(About this exercise) Every line below must be reproduced exactly; no pictures are to be included.
┌──
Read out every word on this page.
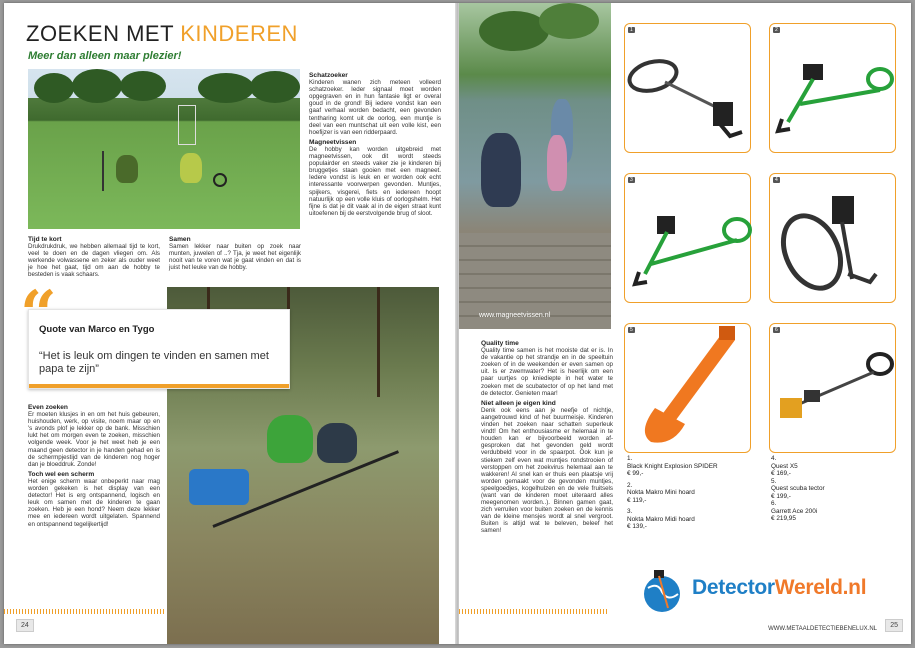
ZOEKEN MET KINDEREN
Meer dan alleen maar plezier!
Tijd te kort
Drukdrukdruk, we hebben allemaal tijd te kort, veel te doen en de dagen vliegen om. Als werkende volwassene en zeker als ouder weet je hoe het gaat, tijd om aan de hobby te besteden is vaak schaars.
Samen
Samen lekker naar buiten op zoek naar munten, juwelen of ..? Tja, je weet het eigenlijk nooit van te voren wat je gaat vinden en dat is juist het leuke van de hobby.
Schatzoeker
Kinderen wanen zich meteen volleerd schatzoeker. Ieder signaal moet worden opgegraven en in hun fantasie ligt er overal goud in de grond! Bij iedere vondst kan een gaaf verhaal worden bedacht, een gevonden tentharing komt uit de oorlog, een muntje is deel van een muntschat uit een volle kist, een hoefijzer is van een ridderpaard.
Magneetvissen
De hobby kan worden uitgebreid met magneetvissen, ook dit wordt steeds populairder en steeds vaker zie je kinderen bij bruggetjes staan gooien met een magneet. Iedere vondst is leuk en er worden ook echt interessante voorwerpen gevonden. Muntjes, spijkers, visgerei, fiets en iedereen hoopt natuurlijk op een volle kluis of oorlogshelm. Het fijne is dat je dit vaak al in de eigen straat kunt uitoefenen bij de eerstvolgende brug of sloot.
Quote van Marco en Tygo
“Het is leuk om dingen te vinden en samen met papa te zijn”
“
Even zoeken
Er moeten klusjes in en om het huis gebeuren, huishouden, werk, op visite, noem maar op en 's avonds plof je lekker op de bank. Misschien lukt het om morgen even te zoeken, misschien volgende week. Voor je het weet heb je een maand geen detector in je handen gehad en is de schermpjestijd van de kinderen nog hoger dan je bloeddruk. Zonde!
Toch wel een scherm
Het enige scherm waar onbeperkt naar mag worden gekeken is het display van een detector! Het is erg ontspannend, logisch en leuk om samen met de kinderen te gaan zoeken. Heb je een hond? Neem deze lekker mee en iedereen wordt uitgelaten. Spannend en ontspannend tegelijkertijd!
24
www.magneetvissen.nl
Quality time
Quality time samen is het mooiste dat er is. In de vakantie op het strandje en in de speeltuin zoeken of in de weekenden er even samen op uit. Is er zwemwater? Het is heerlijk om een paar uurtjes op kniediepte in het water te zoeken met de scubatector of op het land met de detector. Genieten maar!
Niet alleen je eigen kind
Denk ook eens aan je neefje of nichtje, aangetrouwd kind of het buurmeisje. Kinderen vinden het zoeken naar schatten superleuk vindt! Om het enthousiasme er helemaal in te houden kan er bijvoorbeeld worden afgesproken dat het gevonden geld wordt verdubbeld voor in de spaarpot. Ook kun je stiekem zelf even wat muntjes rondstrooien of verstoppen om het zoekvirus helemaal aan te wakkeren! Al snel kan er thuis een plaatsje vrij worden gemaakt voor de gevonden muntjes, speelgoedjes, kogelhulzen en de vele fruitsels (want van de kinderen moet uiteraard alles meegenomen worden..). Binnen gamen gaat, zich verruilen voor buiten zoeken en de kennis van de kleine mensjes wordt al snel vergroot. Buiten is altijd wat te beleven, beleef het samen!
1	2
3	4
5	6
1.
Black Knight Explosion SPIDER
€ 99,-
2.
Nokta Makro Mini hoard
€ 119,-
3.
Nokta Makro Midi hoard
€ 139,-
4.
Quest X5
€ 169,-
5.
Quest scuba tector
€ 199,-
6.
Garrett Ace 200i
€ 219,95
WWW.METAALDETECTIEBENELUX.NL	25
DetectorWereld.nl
└──
(Output)
Read out every word on this page.
ZOEKEN MET KINDEREN
Meer dan alleen maar plezier!
Tijd te kort
Drukdrukdruk, we hebben allemaal tijd te kort, veel te doen en de dagen vliegen om. Als werkende volwassene en zeker als ouder weet je hoe het gaat, tijd om aan de hobby te besteden is vaak schaars.
Samen
Samen lekker naar buiten op zoek naar munten, juwelen of ..? Tja, je weet het eigenlijk nooit van te voren wat je gaat vinden en dat is juist het leuke van de hobby.
Schatzoeker
Kinderen wanen zich meteen volleerd schatzoeker. Ieder signaal moet worden opgegraven en in hun fantasie ligt er overal goud in de grond! Bij iedere vondst kan een gaaf verhaal worden bedacht, een gevonden tentharing komt uit de oorlog, een muntje is deel van een muntschat uit een volle kist, een hoefijzer is van een ridderpaard.
Magneetvissen
De hobby kan worden uitgebreid met magneetvissen, ook dit wordt steeds populairder en steeds vaker zie je kinderen bij bruggetjes staan gooien met een magneet. Iedere vondst is leuk en er worden ook echt interessante voorwerpen gevonden. Muntjes, spijkers, visgerei, fiets en iedereen hoopt natuurlijk op een volle kluis of oorlogshelm. Het fijne is dat je dit vaak al in de eigen straat kunt uitoefenen bij de eerstvolgende brug of sloot.
Quote van Marco en Tygo
“Het is leuk om dingen te vinden en samen met papa te zijn”
“
Even zoeken
Er moeten klusjes in en om het huis gebeuren, huishouden, werk, op visite, noem maar op en 's avonds plof je lekker op de bank. Misschien lukt het om morgen even te zoeken, misschien volgende week. Voor je het weet heb je een maand geen detector in je handen gehad en is de schermpjestijd van de kinderen nog hoger dan je bloeddruk. Zonde!
Toch wel een scherm
Het enige scherm waar onbeperkt naar mag worden gekeken is het display van een detector! Het is erg ontspannend, logisch en leuk om samen met de kinderen te gaan zoeken. Heb je een hond? Neem deze lekker mee en iedereen wordt uitgelaten. Spannend en ontspannend tegelijkertijd!
24
www.magneetvissen.nl
Quality time
Quality time samen is het mooiste dat er is. In de vakantie op het strandje en in de speeltuin zoeken of in de weekenden er even samen op uit. Is er zwemwater? Het is heerlijk om een paar uurtjes op kniediepte in het water te zoeken met de scubatector of op het land met de detector. Genieten maar!
Niet alleen je eigen kind
Denk ook eens aan je neefje of nichtje, aangetrouwd kind of het buurmeisje. Kinderen vinden het zoeken naar schatten superleuk vindt! Om het enthousiasme er helemaal in te houden kan er bijvoorbeeld worden afgesproken dat het gevonden geld wordt verdubbeld voor in de spaarpot. Ook kun je stiekem zelf even wat muntjes rondstrooien of verstoppen om het zoekvirus helemaal aan te wakkeren! Al snel kan er thuis een plaatsje vrij worden gemaakt voor de gevonden muntjes, speelgoedjes, kogelhulzen en de vele fruitsels (want van de kinderen moet uiteraard alles meegenomen worden..). Binnen gamen gaat, zich verruilen voor buiten zoeken en de kennis van de kleine mensjes wordt al snel vergroot. Buiten is altijd wat te beleven, beleef het samen!
1	2
3	4
5	6
1.
Black Knight Explosion SPIDER
€ 99,-
2.
Nokta Makro Mini hoard
€ 119,-
3.
Nokta Makro Midi hoard
€ 139,-
4.
Quest X5
€ 169,-
5.
Quest scuba tector
€ 199,-
6.
Garrett Ace 200i
€ 219,95
WWW.METAALDETECTIEBENELUX.NL	25
DetectorWereld.nl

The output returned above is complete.